▶ _Exercise requirements_: Below are records to repeat exactly. Omit the pictures from the copy.

▶ _Information given_:
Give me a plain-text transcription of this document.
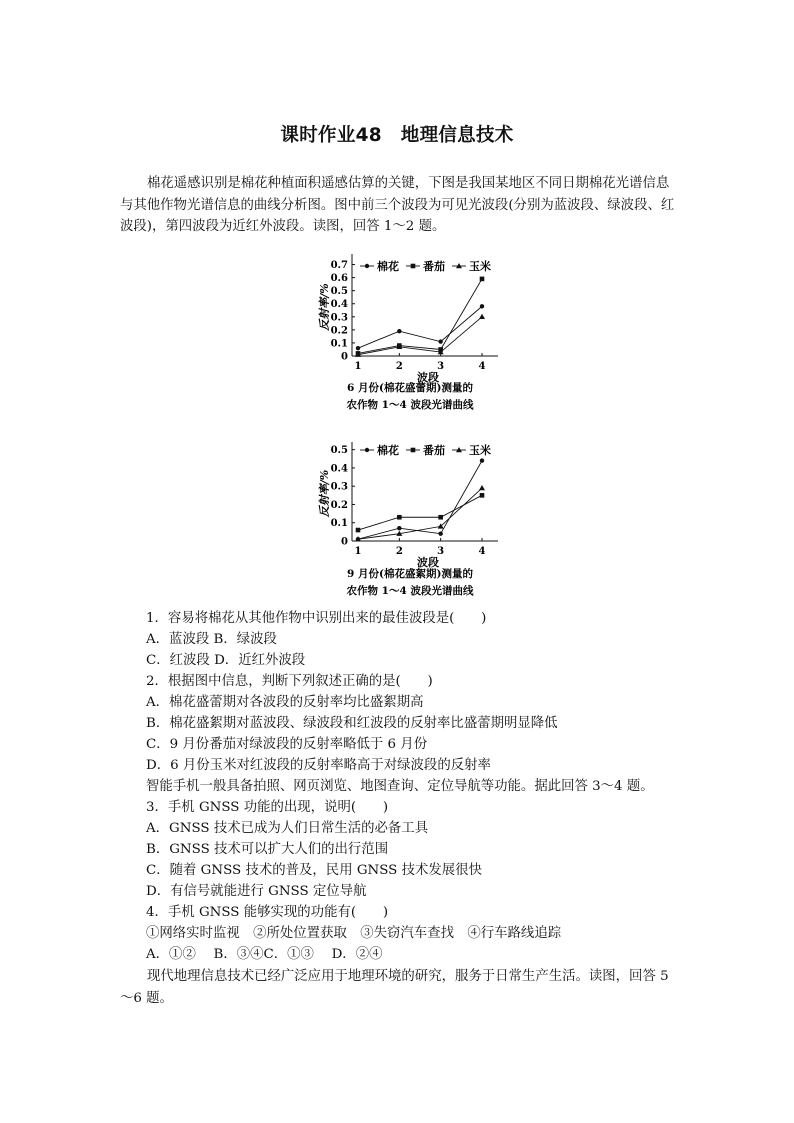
课时作业48　地理信息技术
棉花遥感识别是棉花种植面积遥感估算的关键，下图是我国某地区不同日期棉花光谱信息与其他作物光谱信息的曲线分析图。图中前三个波段为可见光波段(分别为蓝波段、绿波段、红波段)，第四波段为近红外波段。读图，回答 1～2 题。
0
0.1
0.2
0.3
0.4
0.5
0.6
0.7
1	2	3	4
反射率/%
波段
6 月份(棉花盛蕾期)测量的
农作物 1～4 波段光谱曲线
棉花 番茄 玉米
0
0.1
0.2
0.3
0.4
0.5
1	2	3	4
反射率/%
波段
9 月份(棉花盛絮期)测量的
农作物 1～4 波段光谱曲线
棉花 番茄 玉米
1．容易将棉花从其他作物中识别出来的最佳波段是(　　)
A．蓝波段 B．绿波段
C．红波段 D．近红外波段
2．根据图中信息，判断下列叙述正确的是(　　)
A．棉花盛蕾期对各波段的反射率均比盛絮期高
B．棉花盛絮期对蓝波段、绿波段和红波段的反射率比盛蕾期明显降低
C．9 月份番茄对绿波段的反射率略低于 6 月份
D．6 月份玉米对红波段的反射率略高于对绿波段的反射率
智能手机一般具备拍照、网页浏览、地图查询、定位导航等功能。据此回答 3～4 题。
3．手机 GNSS 功能的出现，说明(　　)
A．GNSS 技术已成为人们日常生活的必备工具
B．GNSS 技术可以扩大人们的出行范围
C．随着 GNSS 技术的普及，民用 GNSS 技术发展很快
D．有信号就能进行 GNSS 定位导航
4．手机 GNSS 能够实现的功能有(　　)
①网络实时监视　②所处位置获取　③失窃汽车查找　④行车路线追踪
A．①②　 B．③④C．①③　 D．②④
现代地理信息技术已经广泛应用于地理环境的研究，服务于日常生产生活。读图，回答 5～6 题。
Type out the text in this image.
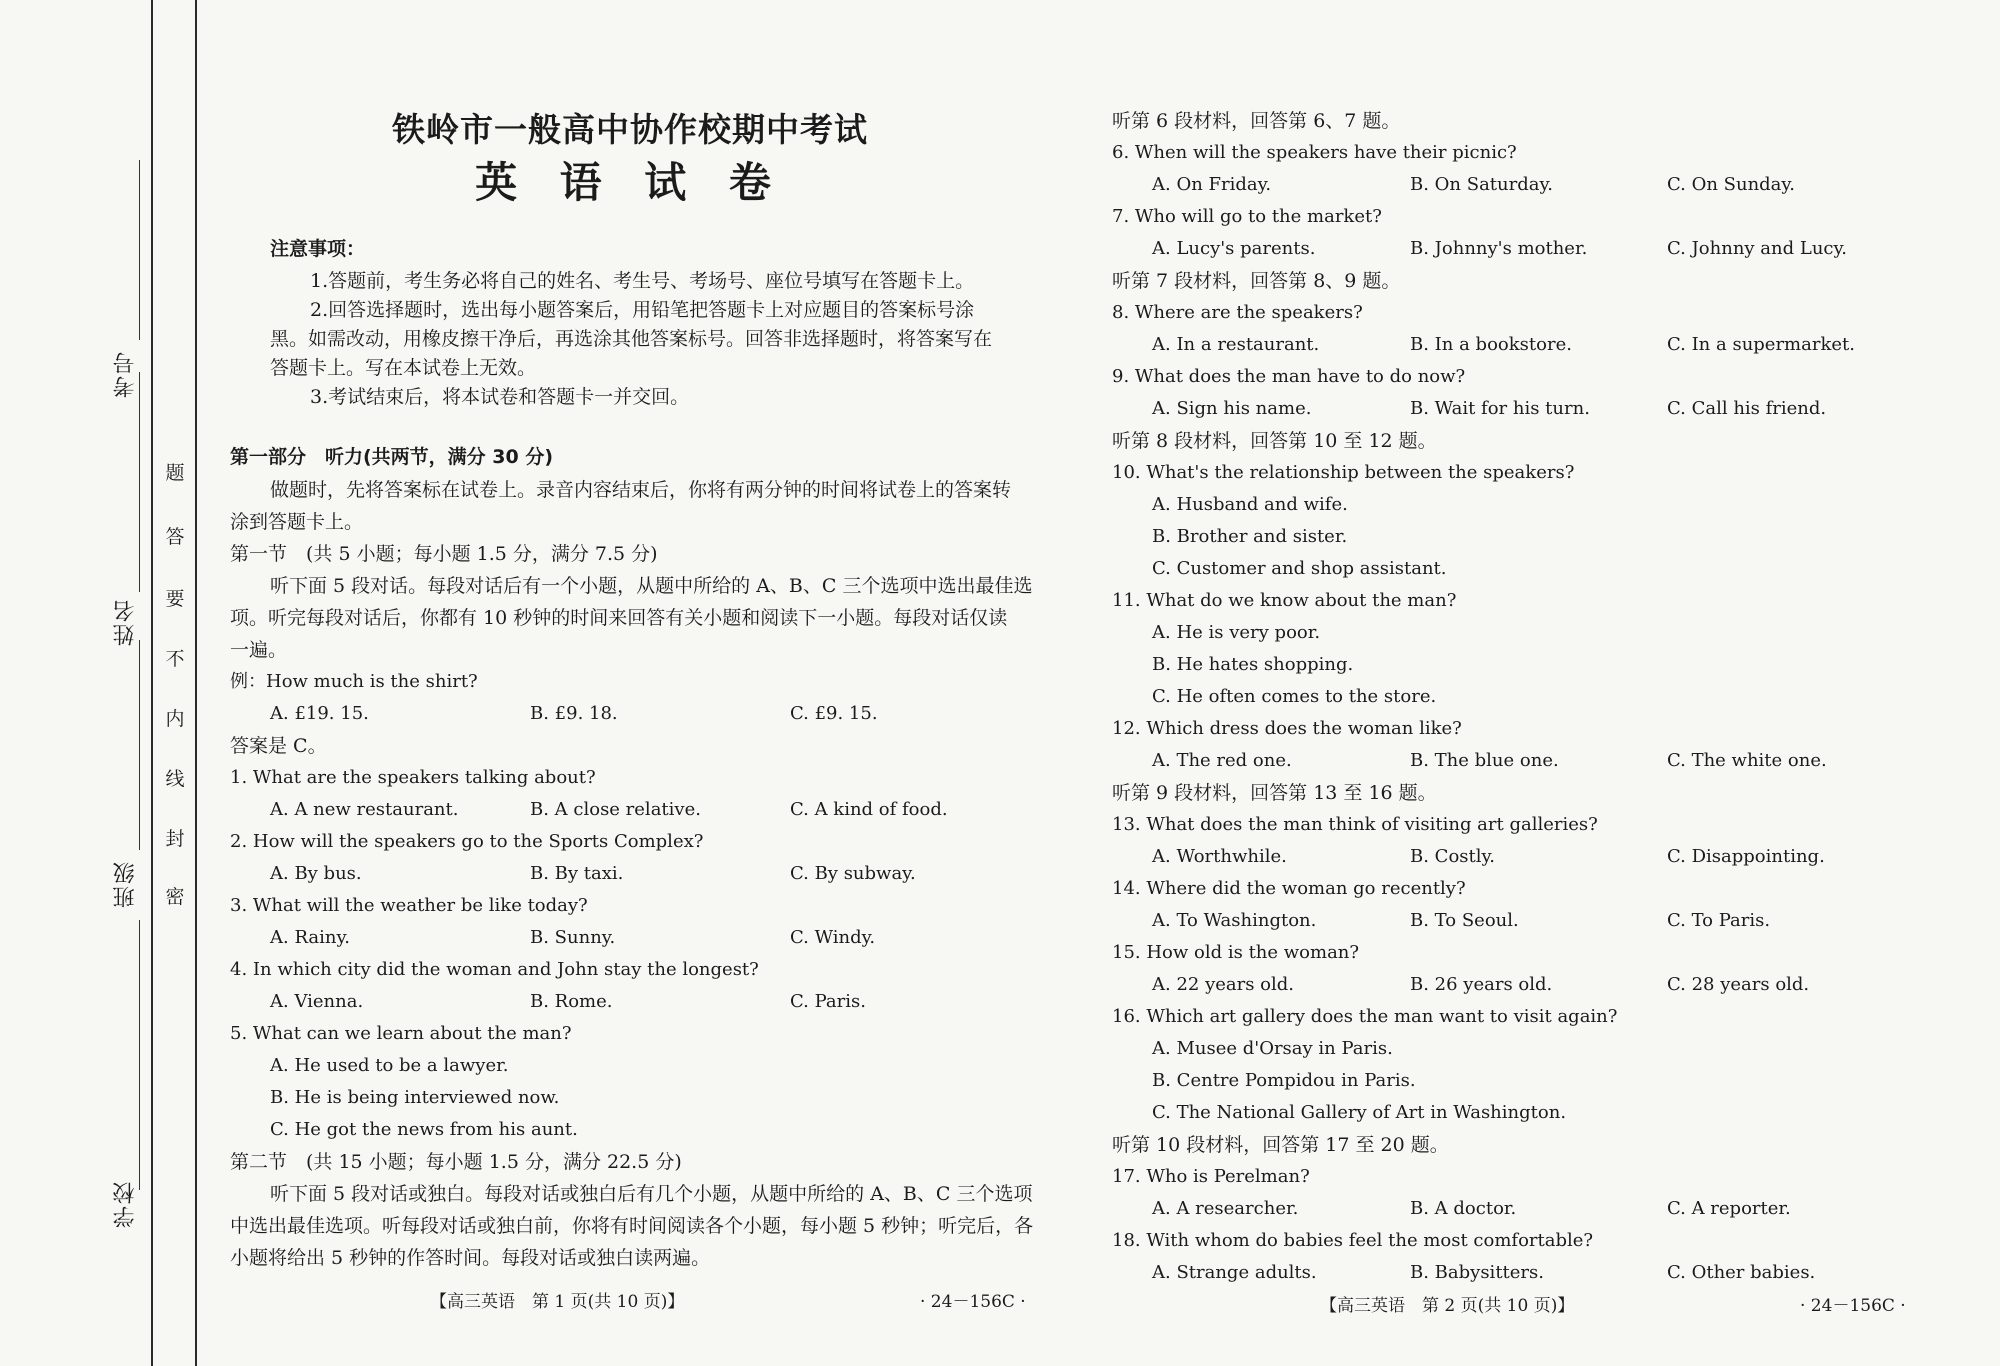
考号
姓名
班级
学校
密
封
线
内
不
要
答
题
铁岭市一般高中协作校期中考试
英 语 试 卷
注意事项：
1.答题前，考生务必将自己的姓名、考生号、考场号、座位号填写在答题卡上。
2.回答选择题时，选出每小题答案后，用铅笔把答题卡上对应题目的答案标号涂
黑。如需改动，用橡皮擦干净后，再选涂其他答案标号。回答非选择题时，将答案写在
答题卡上。写在本试卷上无效。
3.考试结束后，将本试卷和答题卡一并交回。
第一部分　听力(共两节，满分 30 分)
做题时，先将答案标在试卷上。录音内容结束后，你将有两分钟的时间将试卷上的答案转
涂到答题卡上。
第一节　(共 5 小题；每小题 1.5 分，满分 7.5 分)
听下面 5 段对话。每段对话后有一个小题，从题中所给的 A、B、C 三个选项中选出最佳选
项。听完每段对话后，你都有 10 秒钟的时间来回答有关小题和阅读下一小题。每段对话仅读
一遍。
例：How much is the shirt?
A. £19. 15.	B. £9. 18.	C. £9. 15.
答案是 C。
1. What are the speakers talking about?
A. A new restaurant.	B. A close relative.	C. A kind of food.
2. How will the speakers go to the Sports Complex?
A. By bus.	B. By taxi.	C. By subway.
3. What will the weather be like today?
A. Rainy.	B. Sunny.	C. Windy.
4. In which city did the woman and John stay the longest?
A. Vienna.	B. Rome.	C. Paris.
5. What can we learn about the man?
A. He used to be a lawyer.
B. He is being interviewed now.
C. He got the news from his aunt.
第二节　(共 15 小题；每小题 1.5 分，满分 22.5 分)
听下面 5 段对话或独白。每段对话或独白后有几个小题，从题中所给的 A、B、C 三个选项
中选出最佳选项。听每段对话或独白前，你将有时间阅读各个小题，每小题 5 秒钟；听完后，各
小题将给出 5 秒钟的作答时间。每段对话或独白读两遍。
【高三英语　第 1 页(共 10 页)】	· 24－156C ·
听第 6 段材料，回答第 6、7 题。
6. When will the speakers have their picnic?
A. On Friday.	B. On Saturday.	C. On Sunday.
7. Who will go to the market?
A. Lucy's parents.	B. Johnny's mother.	C. Johnny and Lucy.
听第 7 段材料，回答第 8、9 题。
8. Where are the speakers?
A. In a restaurant.	B. In a bookstore.	C. In a supermarket.
9. What does the man have to do now?
A. Sign his name.	B. Wait for his turn.	C. Call his friend.
听第 8 段材料，回答第 10 至 12 题。
10. What's the relationship between the speakers?
A. Husband and wife.
B. Brother and sister.
C. Customer and shop assistant.
11. What do we know about the man?
A. He is very poor.
B. He hates shopping.
C. He often comes to the store.
12. Which dress does the woman like?
A. The red one.	B. The blue one.	C. The white one.
听第 9 段材料，回答第 13 至 16 题。
13. What does the man think of visiting art galleries?
A. Worthwhile.	B. Costly.	C. Disappointing.
14. Where did the woman go recently?
A. To Washington.	B. To Seoul.	C. To Paris.
15. How old is the woman?
A. 22 years old.	B. 26 years old.	C. 28 years old.
16. Which art gallery does the man want to visit again?
A. Musee d'Orsay in Paris.
B. Centre Pompidou in Paris.
C. The National Gallery of Art in Washington.
听第 10 段材料，回答第 17 至 20 题。
17. Who is Perelman?
A. A researcher.	B. A doctor.	C. A reporter.
18. With whom do babies feel the most comfortable?
A. Strange adults.	B. Babysitters.	C. Other babies.
【高三英语　第 2 页(共 10 页)】	· 24－156C ·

▶ _Task output_:
Give me a plain-text transcription of this document.
课时作业48　地理信息技术
棉花遥感识别是棉花种植面积遥感估算的关键，下图是我国某地区不同日期棉花光谱信息与其他作物光谱信息的曲线分析图。图中前三个波段为可见光波段(分别为蓝波段、绿波段、红波段)，第四波段为近红外波段。读图，回答 1～2 题。
0
0.1
0.2
0.3
0.4
0.5
0.6
0.7
1	2	3	4
反射率/%
波段
6 月份(棉花盛蕾期)测量的
农作物 1～4 波段光谱曲线
棉花 番茄 玉米
0
0.1
0.2
0.3
0.4
0.5
1	2	3	4
反射率/%
波段
9 月份(棉花盛絮期)测量的
农作物 1～4 波段光谱曲线
棉花 番茄 玉米
1．容易将棉花从其他作物中识别出来的最佳波段是(　　)
A．蓝波段 B．绿波段
C．红波段 D．近红外波段
2．根据图中信息，判断下列叙述正确的是(　　)
A．棉花盛蕾期对各波段的反射率均比盛絮期高
B．棉花盛絮期对蓝波段、绿波段和红波段的反射率比盛蕾期明显降低
C．9 月份番茄对绿波段的反射率略低于 6 月份
D．6 月份玉米对红波段的反射率略高于对绿波段的反射率
智能手机一般具备拍照、网页浏览、地图查询、定位导航等功能。据此回答 3～4 题。
3．手机 GNSS 功能的出现，说明(　　)
A．GNSS 技术已成为人们日常生活的必备工具
B．GNSS 技术可以扩大人们的出行范围
C．随着 GNSS 技术的普及，民用 GNSS 技术发展很快
D．有信号就能进行 GNSS 定位导航
4．手机 GNSS 能够实现的功能有(　　)
①网络实时监视　②所处位置获取　③失窃汽车查找　④行车路线追踪
A．①②　 B．③④C．①③　 D．②④
现代地理信息技术已经广泛应用于地理环境的研究，服务于日常生产生活。读图，回答 5～6 题。
Type out the text in this image.
考号
姓名
班级
学校
密
封
线
内
不
要
答
题
铁岭市一般高中协作校期中考试
英 语 试 卷
注意事项：
1.答题前，考生务必将自己的姓名、考生号、考场号、座位号填写在答题卡上。
2.回答选择题时，选出每小题答案后，用铅笔把答题卡上对应题目的答案标号涂
黑。如需改动，用橡皮擦干净后，再选涂其他答案标号。回答非选择题时，将答案写在
答题卡上。写在本试卷上无效。
3.考试结束后，将本试卷和答题卡一并交回。
第一部分　听力(共两节，满分 30 分)
做题时，先将答案标在试卷上。录音内容结束后，你将有两分钟的时间将试卷上的答案转
涂到答题卡上。
第一节　(共 5 小题；每小题 1.5 分，满分 7.5 分)
听下面 5 段对话。每段对话后有一个小题，从题中所给的 A、B、C 三个选项中选出最佳选
项。听完每段对话后，你都有 10 秒钟的时间来回答有关小题和阅读下一小题。每段对话仅读
一遍。
例：How much is the shirt?
A. £19. 15.	B. £9. 18.	C. £9. 15.
答案是 C。
1. What are the speakers talking about?
A. A new restaurant.	B. A close relative.	C. A kind of food.
2. How will the speakers go to the Sports Complex?
A. By bus.	B. By taxi.	C. By subway.
3. What will the weather be like today?
A. Rainy.	B. Sunny.	C. Windy.
4. In which city did the woman and John stay the longest?
A. Vienna.	B. Rome.	C. Paris.
5. What can we learn about the man?
A. He used to be a lawyer.
B. He is being interviewed now.
C. He got the news from his aunt.
第二节　(共 15 小题；每小题 1.5 分，满分 22.5 分)
听下面 5 段对话或独白。每段对话或独白后有几个小题，从题中所给的 A、B、C 三个选项
中选出最佳选项。听每段对话或独白前，你将有时间阅读各个小题，每小题 5 秒钟；听完后，各
小题将给出 5 秒钟的作答时间。每段对话或独白读两遍。
【高三英语　第 1 页(共 10 页)】	· 24－156C ·
听第 6 段材料，回答第 6、7 题。
6. When will the speakers have their picnic?
A. On Friday.	B. On Saturday.	C. On Sunday.
7. Who will go to the market?
A. Lucy's parents.	B. Johnny's mother.	C. Johnny and Lucy.
听第 7 段材料，回答第 8、9 题。
8. Where are the speakers?
A. In a restaurant.	B. In a bookstore.	C. In a supermarket.
9. What does the man have to do now?
A. Sign his name.	B. Wait for his turn.	C. Call his friend.
听第 8 段材料，回答第 10 至 12 题。
10. What's the relationship between the speakers?
A. Husband and wife.
B. Brother and sister.
C. Customer and shop assistant.
11. What do we know about the man?
A. He is very poor.
B. He hates shopping.
C. He often comes to the store.
12. Which dress does the woman like?
A. The red one.	B. The blue one.	C. The white one.
听第 9 段材料，回答第 13 至 16 题。
13. What does the man think of visiting art galleries?
A. Worthwhile.	B. Costly.	C. Disappointing.
14. Where did the woman go recently?
A. To Washington.	B. To Seoul.	C. To Paris.
15. How old is the woman?
A. 22 years old.	B. 26 years old.	C. 28 years old.
16. Which art gallery does the man want to visit again?
A. Musee d'Orsay in Paris.
B. Centre Pompidou in Paris.
C. The National Gallery of Art in Washington.
听第 10 段材料，回答第 17 至 20 题。
17. Who is Perelman?
A. A researcher.	B. A doctor.	C. A reporter.
18. With whom do babies feel the most comfortable?
A. Strange adults.	B. Babysitters.	C. Other babies.
【高三英语　第 2 页(共 10 页)】	· 24－156C ·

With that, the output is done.